AIM: Return the listing below unchanged, minus its pictures.
※ ※ ※
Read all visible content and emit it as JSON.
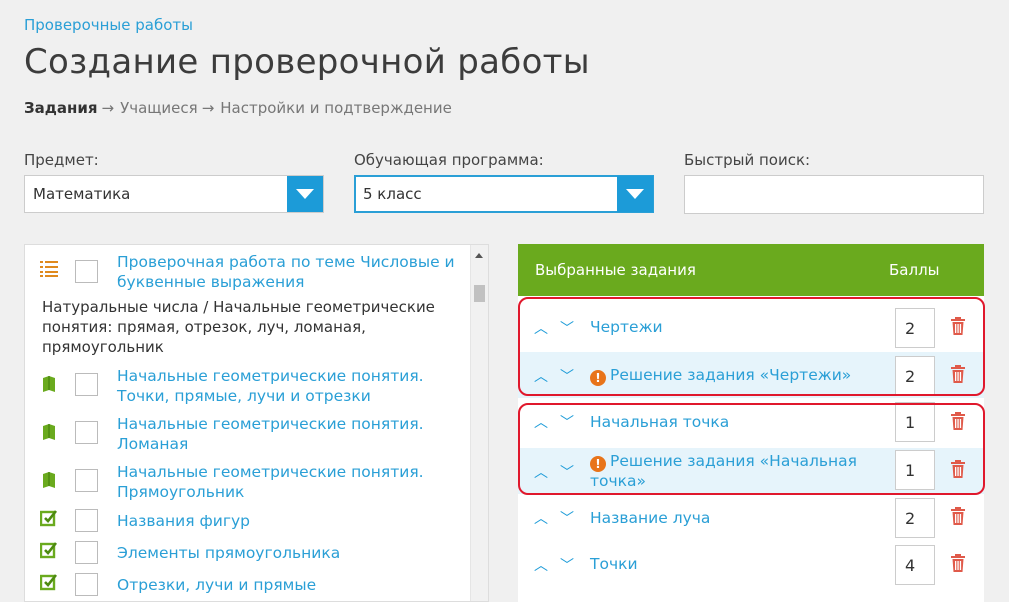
{
  "breadcrumb": "Проверочные работы",
  "title": "Создание проверочной работы",
  "steps": {
    "step1": "Задания",
    "arrow": "→",
    "step2": "Учащиеся",
    "step3": "Настройки и подтверждение"
  },
  "filters": {
    "subject_label": "Предмет:",
    "subject_value": "Математика",
    "program_label": "Обучающая программа:",
    "program_value": "5 класс",
    "search_label": "Быстрый поиск:",
    "search_value": ""
  },
  "task_list": {
    "items": [
      {
        "icon": "list-icon",
        "text": "Проверочная работа по теме Числовые и буквенные выражения"
      },
      {
        "icon": "book-icon",
        "text": "Начальные геометрические понятия. Точки, прямые, лучи и отрезки"
      },
      {
        "icon": "book-icon",
        "text": "Начальные геометрические понятия. Ломаная"
      },
      {
        "icon": "book-icon",
        "text": "Начальные геометрические понятия. Прямоугольник"
      },
      {
        "icon": "edit-check-icon",
        "text": "Названия фигур"
      },
      {
        "icon": "edit-check-icon",
        "text": "Элементы прямоугольника"
      },
      {
        "icon": "edit-check-icon",
        "text": "Отрезки, лучи и прямые"
      }
    ],
    "group_heading": "Натуральные числа / Начальные геометрические понятия: прямая, отрезок, луч, ломаная, прямоугольник"
  },
  "selected": {
    "header_title": "Выбранные задания",
    "header_score": "Баллы",
    "rows": [
      {
        "label": "Чертежи",
        "score": "2",
        "warning": false
      },
      {
        "label": "Решение задания «Чертежи»",
        "score": "2",
        "warning": true
      },
      {
        "label": "Начальная точка",
        "score": "1",
        "warning": false
      },
      {
        "label": "Решение задания «Начальная точка»",
        "score": "1",
        "warning": true
      },
      {
        "label": "Название луча",
        "score": "2",
        "warning": false
      },
      {
        "label": "Точки",
        "score": "4",
        "warning": false
      }
    ]
  },
  "colors": {
    "accent": "#1c9bd8",
    "link": "#2a9fd6",
    "header_green": "#6aaa1e",
    "highlight": "#e0182c",
    "delete": "#e05a4a",
    "warning": "#e8741a"
  }
}
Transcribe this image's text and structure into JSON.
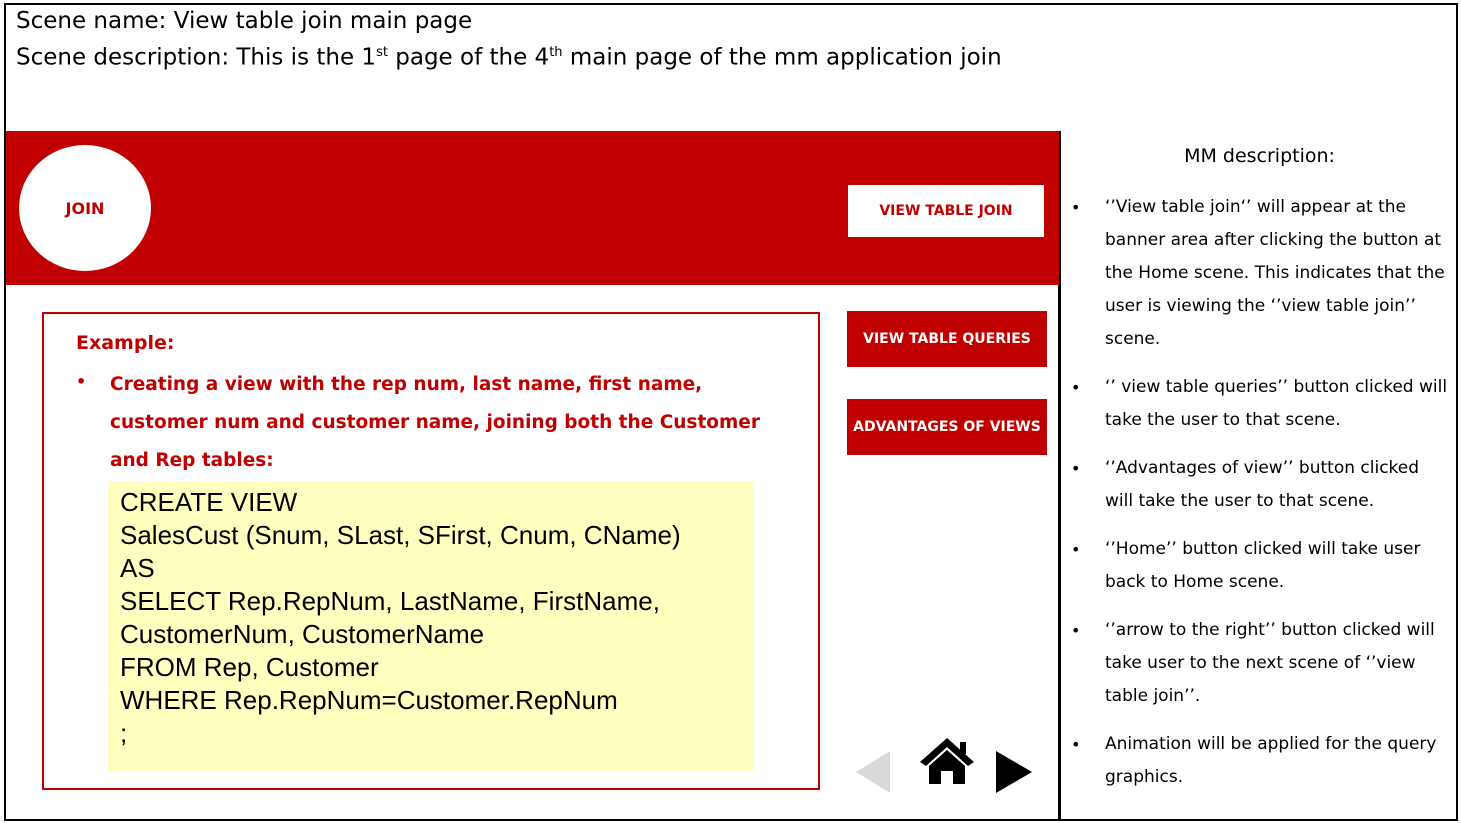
{
  "header": {
    "line1": "Scene name: View table join main page",
    "line2_a": "Scene description: This is the 1",
    "line2_sup1": "st",
    "line2_b": " page of the 4",
    "line2_sup2": "th",
    "line2_c": " main page of the mm application join"
  },
  "banner": {
    "circle_label": "JOIN",
    "button_label": "VIEW TABLE JOIN"
  },
  "example": {
    "title": "Example:",
    "bullet": "•",
    "text": "Creating a view with the rep num, last name, first name, customer num and customer name, joining both the Customer and Rep tables:",
    "code": "CREATE VIEW\nSalesCust (Snum, SLast, SFirst, Cnum, CName)\nAS\nSELECT Rep.RepNum, LastName, FirstName,\nCustomerNum, CustomerName\nFROM Rep, Customer\nWHERE Rep.RepNum=Customer.RepNum\n;"
  },
  "side_buttons": {
    "queries": "VIEW TABLE  QUERIES",
    "advantages": "ADVANTAGES OF VIEWS"
  },
  "nav": {
    "left_icon": "arrow-left-icon",
    "home_icon": "home-icon",
    "right_icon": "arrow-right-icon"
  },
  "description": {
    "title": "MM description:",
    "items": [
      "‘’View table join‘’ will appear at the banner area after clicking the button at the  Home scene. This indicates that the user is viewing the ‘’view table join’’ scene.",
      "‘’ view table queries’’ button clicked will take the user to that scene.",
      "‘’Advantages of view’’ button clicked will take the user to that scene.",
      "‘’Home’’ button clicked will take user back to Home scene.",
      "‘’arrow to the right’’ button clicked will take user to the next scene of ‘’view table join’’.",
      "Animation will be applied for the query graphics."
    ]
  },
  "colors": {
    "accent_red": "#c00000",
    "code_bg": "#ffffc0",
    "disabled_gray": "#d9d9d9"
  }
}
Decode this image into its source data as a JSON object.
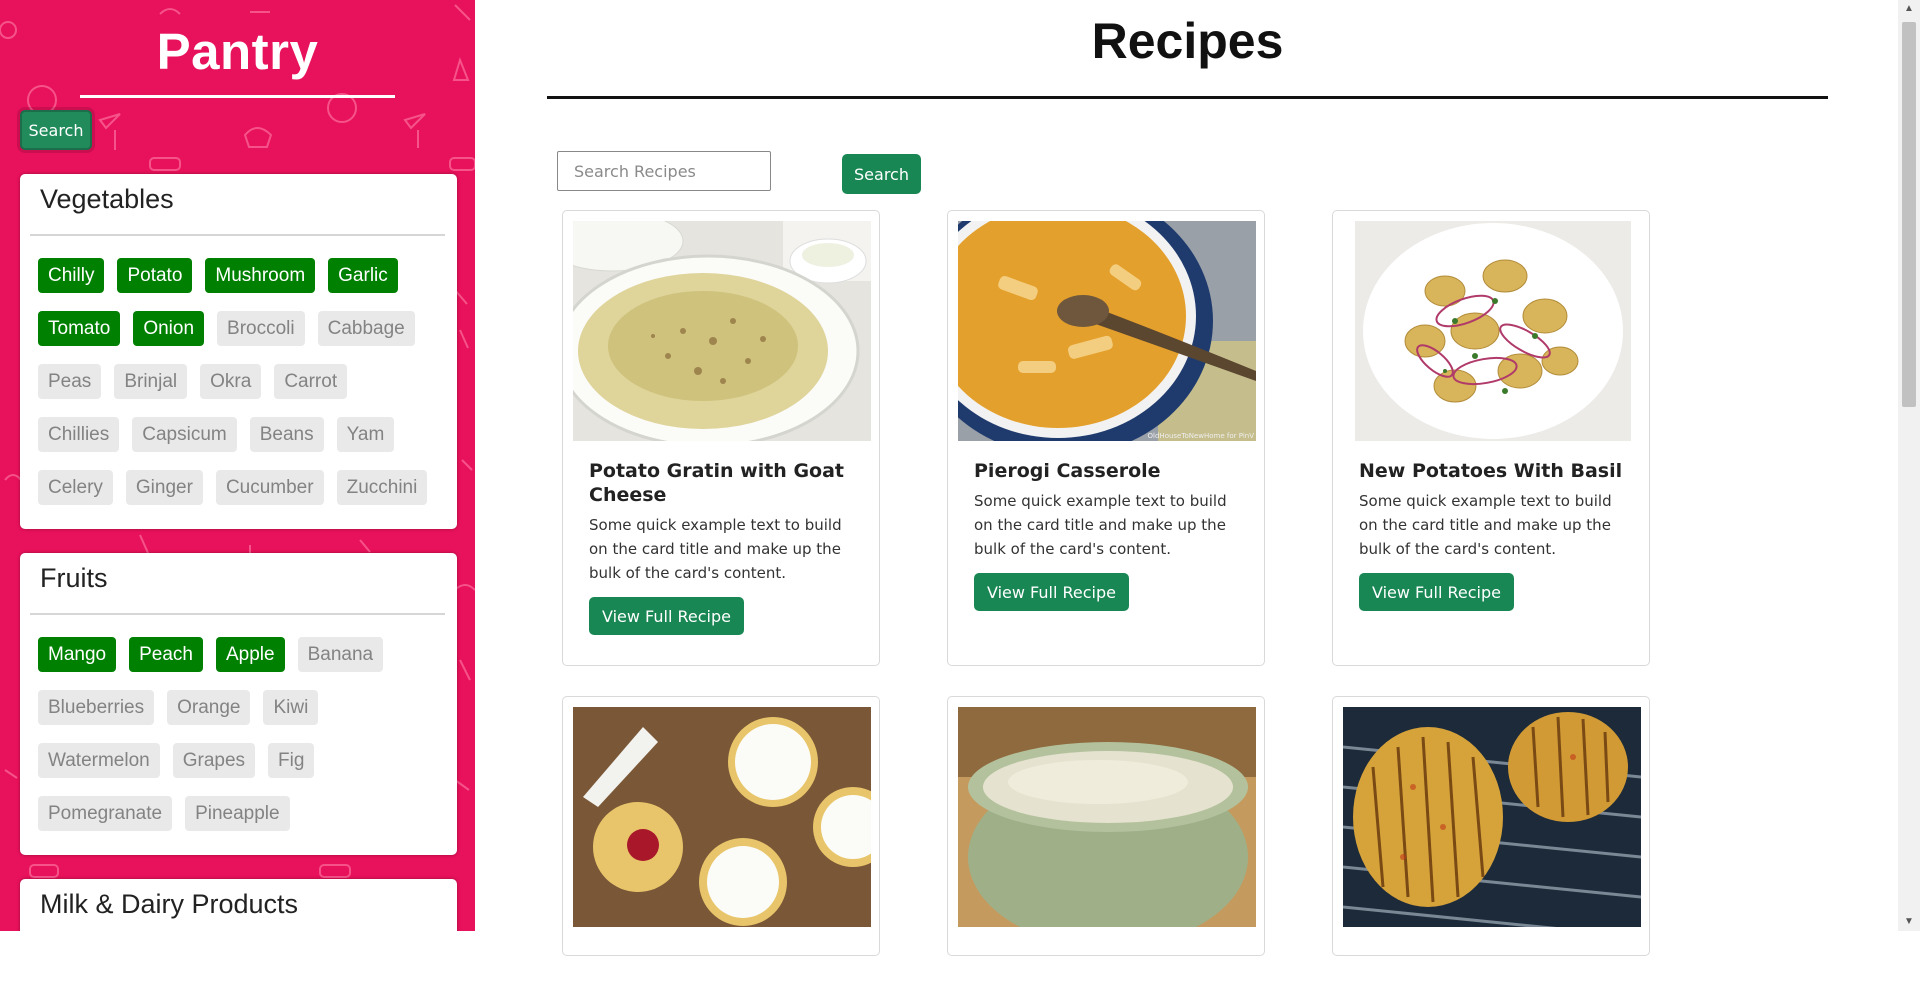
※ ※ ※
RIGHT ANSWER:
Read all visible content and emit it as JSON.
{
  "breadcrumb": "Проверочные работы",
  "title": "Создание проверочной работы",
  "steps": {
    "step1": "Задания",
    "arrow": "→",
    "step2": "Учащиеся",
    "step3": "Настройки и подтверждение"
  },
  "filters": {
    "subject_label": "Предмет:",
    "subject_value": "Математика",
    "program_label": "Обучающая программа:",
    "program_value": "5 класс",
    "search_label": "Быстрый поиск:",
    "search_value": ""
  },
  "task_list": {
    "items": [
      {
        "icon": "list-icon",
        "text": "Проверочная работа по теме Числовые и буквенные выражения"
      },
      {
        "icon": "book-icon",
        "text": "Начальные геометрические понятия. Точки, прямые, лучи и отрезки"
      },
      {
        "icon": "book-icon",
        "text": "Начальные геометрические понятия. Ломаная"
      },
      {
        "icon": "book-icon",
        "text": "Начальные геометрические понятия. Прямоугольник"
      },
      {
        "icon": "edit-check-icon",
        "text": "Названия фигур"
      },
      {
        "icon": "edit-check-icon",
        "text": "Элементы прямоугольника"
      },
      {
        "icon": "edit-check-icon",
        "text": "Отрезки, лучи и прямые"
      }
    ],
    "group_heading": "Натуральные числа / Начальные геометрические понятия: прямая, отрезок, луч, ломаная, прямоугольник"
  },
  "selected": {
    "header_title": "Выбранные задания",
    "header_score": "Баллы",
    "rows": [
      {
        "label": "Чертежи",
        "score": "2",
        "warning": false
      },
      {
        "label": "Решение задания «Чертежи»",
        "score": "2",
        "warning": true
      },
      {
        "label": "Начальная точка",
        "score": "1",
        "warning": false
      },
      {
        "label": "Решение задания «Начальная точка»",
        "score": "1",
        "warning": true
      },
      {
        "label": "Название луча",
        "score": "2",
        "warning": false
      },
      {
        "label": "Точки",
        "score": "4",
        "warning": false
      }
    ]
  },
  "colors": {
    "accent": "#1c9bd8",
    "link": "#2a9fd6",
    "header_green": "#6aaa1e",
    "highlight": "#e0182c",
    "delete": "#e05a4a",
    "warning": "#e8741a"
  }
}
Transcribe this image's text and structure into JSON.
{
  "header": {
    "line1": "Scene name: View table join main page",
    "line2_a": "Scene description: This is the 1",
    "line2_sup1": "st",
    "line2_b": " page of the 4",
    "line2_sup2": "th",
    "line2_c": " main page of the mm application join"
  },
  "banner": {
    "circle_label": "JOIN",
    "button_label": "VIEW TABLE JOIN"
  },
  "example": {
    "title": "Example:",
    "bullet": "•",
    "text": "Creating a view with the rep num, last name, first name, customer num and customer name, joining both the Customer and Rep tables:",
    "code": "CREATE VIEW\nSalesCust (Snum, SLast, SFirst, Cnum, CName)\nAS\nSELECT Rep.RepNum, LastName, FirstName,\nCustomerNum, CustomerName\nFROM Rep, Customer\nWHERE Rep.RepNum=Customer.RepNum\n;"
  },
  "side_buttons": {
    "queries": "VIEW TABLE  QUERIES",
    "advantages": "ADVANTAGES OF VIEWS"
  },
  "nav": {
    "left_icon": "arrow-left-icon",
    "home_icon": "home-icon",
    "right_icon": "arrow-right-icon"
  },
  "description": {
    "title": "MM description:",
    "items": [
      "‘’View table join‘’ will appear at the banner area after clicking the button at the  Home scene. This indicates that the user is viewing the ‘’view table join’’ scene.",
      "‘’ view table queries’’ button clicked will take the user to that scene.",
      "‘’Advantages of view’’ button clicked will take the user to that scene.",
      "‘’Home’’ button clicked will take user back to Home scene.",
      "‘’arrow to the right’’ button clicked will take user to the next scene of ‘’view table join’’.",
      "Animation will be applied for the query graphics."
    ]
  },
  "colors": {
    "accent_red": "#c00000",
    "code_bg": "#ffffc0",
    "disabled_gray": "#d9d9d9"
  }
}
Decode this image into its source data as a JSON object.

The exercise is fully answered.